**What you need to do:**
Using the entries that follow, collect the lines where the word "more" appears.

**Data section:**
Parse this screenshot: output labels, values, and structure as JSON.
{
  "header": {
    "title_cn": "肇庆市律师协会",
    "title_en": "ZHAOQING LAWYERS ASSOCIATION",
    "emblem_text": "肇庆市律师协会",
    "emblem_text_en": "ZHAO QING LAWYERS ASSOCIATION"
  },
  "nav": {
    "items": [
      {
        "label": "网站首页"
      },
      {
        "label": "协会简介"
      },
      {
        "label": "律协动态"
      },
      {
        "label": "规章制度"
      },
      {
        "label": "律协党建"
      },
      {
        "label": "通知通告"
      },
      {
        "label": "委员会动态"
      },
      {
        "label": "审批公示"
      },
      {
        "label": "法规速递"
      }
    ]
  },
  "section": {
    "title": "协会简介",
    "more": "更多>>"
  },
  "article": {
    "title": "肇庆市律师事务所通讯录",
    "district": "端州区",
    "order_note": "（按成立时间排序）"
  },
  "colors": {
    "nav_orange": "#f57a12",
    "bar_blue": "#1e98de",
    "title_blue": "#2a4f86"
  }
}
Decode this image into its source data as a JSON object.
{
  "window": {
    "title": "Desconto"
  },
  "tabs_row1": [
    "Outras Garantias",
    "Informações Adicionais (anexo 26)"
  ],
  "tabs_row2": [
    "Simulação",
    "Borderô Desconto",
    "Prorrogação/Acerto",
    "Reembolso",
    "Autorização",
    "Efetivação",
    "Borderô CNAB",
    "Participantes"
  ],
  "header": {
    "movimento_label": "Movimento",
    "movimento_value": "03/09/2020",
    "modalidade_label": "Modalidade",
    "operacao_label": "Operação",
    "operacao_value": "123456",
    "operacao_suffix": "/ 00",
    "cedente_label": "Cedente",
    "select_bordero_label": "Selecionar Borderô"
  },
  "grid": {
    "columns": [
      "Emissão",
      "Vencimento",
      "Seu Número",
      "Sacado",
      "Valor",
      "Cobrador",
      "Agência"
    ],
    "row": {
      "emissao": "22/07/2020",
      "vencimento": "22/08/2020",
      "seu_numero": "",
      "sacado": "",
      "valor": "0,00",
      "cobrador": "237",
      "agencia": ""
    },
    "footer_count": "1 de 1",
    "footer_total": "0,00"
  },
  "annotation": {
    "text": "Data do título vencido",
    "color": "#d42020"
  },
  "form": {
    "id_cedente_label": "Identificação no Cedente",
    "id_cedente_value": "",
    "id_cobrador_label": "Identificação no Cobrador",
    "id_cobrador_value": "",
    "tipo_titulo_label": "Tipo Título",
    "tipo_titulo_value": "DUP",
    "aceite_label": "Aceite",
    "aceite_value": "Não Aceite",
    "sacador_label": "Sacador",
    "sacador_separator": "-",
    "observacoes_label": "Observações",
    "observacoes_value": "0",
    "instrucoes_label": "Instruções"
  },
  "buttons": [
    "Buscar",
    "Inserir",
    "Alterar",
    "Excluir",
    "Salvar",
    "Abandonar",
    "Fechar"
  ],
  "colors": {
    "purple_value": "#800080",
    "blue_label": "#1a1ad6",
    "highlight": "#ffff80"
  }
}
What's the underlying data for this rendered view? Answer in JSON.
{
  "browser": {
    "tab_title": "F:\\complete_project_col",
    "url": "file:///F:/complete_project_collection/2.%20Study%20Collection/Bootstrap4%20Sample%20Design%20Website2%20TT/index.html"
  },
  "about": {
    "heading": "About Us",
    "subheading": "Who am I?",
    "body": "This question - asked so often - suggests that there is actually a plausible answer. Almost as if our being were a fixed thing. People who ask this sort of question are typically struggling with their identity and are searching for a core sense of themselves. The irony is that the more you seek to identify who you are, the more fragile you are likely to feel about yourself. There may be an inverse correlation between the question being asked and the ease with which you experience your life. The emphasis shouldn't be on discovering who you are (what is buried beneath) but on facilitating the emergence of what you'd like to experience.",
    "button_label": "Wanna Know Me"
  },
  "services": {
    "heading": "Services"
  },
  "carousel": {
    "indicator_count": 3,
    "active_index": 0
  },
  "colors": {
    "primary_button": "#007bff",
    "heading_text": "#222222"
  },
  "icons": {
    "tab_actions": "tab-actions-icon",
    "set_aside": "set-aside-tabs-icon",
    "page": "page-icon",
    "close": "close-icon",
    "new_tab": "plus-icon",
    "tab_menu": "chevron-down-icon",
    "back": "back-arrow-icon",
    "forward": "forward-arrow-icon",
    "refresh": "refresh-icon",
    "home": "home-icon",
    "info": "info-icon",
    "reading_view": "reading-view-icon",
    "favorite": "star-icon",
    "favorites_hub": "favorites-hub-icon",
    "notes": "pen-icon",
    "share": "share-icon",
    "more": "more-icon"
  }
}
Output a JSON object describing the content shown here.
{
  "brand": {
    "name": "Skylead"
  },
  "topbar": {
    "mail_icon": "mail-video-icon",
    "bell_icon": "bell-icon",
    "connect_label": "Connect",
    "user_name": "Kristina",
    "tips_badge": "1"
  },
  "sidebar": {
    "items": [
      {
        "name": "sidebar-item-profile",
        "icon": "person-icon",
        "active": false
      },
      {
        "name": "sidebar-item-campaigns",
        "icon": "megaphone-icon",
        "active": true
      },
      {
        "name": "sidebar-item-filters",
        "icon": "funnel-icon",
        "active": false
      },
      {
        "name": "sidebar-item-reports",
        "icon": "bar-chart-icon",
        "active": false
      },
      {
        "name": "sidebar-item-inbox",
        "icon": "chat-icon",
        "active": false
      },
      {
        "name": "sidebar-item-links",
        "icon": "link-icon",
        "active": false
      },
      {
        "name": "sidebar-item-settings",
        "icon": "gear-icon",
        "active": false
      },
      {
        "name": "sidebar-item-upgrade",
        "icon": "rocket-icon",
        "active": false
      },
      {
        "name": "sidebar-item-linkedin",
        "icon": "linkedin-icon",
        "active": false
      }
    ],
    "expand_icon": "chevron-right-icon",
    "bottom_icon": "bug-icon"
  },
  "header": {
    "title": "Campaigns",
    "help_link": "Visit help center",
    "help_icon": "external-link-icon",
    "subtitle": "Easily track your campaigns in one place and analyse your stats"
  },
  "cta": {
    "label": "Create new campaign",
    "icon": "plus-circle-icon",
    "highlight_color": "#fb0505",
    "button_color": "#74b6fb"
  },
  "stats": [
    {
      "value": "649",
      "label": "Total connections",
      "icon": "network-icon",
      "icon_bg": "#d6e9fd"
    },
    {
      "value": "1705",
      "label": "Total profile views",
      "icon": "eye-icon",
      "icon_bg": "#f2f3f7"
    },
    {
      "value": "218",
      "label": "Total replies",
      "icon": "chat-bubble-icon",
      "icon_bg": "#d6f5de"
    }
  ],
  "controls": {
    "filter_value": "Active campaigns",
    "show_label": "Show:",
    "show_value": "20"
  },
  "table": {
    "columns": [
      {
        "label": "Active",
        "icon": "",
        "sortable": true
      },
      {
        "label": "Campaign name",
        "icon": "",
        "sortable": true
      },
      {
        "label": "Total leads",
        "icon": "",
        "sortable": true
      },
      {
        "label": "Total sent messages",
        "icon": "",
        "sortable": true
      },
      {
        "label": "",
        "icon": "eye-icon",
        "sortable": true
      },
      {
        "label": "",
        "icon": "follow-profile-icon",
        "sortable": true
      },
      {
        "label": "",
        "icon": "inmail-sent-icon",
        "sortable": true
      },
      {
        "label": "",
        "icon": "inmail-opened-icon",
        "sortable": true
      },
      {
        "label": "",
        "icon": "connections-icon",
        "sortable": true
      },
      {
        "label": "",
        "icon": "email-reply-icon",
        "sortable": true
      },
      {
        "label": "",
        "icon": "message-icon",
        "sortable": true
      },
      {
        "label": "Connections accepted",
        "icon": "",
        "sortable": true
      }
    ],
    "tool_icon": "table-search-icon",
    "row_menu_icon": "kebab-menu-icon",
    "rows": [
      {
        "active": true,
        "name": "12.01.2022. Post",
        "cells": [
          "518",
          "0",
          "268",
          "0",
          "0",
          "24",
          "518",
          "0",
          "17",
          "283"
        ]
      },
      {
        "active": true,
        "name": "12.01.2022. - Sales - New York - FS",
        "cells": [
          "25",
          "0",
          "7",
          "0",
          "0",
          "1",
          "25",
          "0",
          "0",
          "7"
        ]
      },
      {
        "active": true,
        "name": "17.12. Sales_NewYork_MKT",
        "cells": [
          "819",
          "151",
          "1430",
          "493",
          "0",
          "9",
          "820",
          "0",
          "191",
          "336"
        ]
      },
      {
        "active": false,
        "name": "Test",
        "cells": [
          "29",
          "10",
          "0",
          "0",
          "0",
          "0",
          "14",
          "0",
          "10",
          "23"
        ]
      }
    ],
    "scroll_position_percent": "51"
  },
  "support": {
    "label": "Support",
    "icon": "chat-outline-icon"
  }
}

**Solution to this exercise:**
    "more": "更多>>"
    "body": "This question - asked so often - suggests that there is actually a plausible answer. Almost as if our being were a fixed thing. People who ask this sort of question are typically struggling with their identity and are searching for a core sense of themselves. The irony is that the more you seek to identify who you are, the more fragile you are likely to feel about yourself. There may be an inverse correlation between the question being asked and the ease with which you experience your life. The emphasis shouldn't be on discovering who you are (what is buried beneath) but on facilitating the emergence of what you'd like to experience.",
    "more": "more-icon"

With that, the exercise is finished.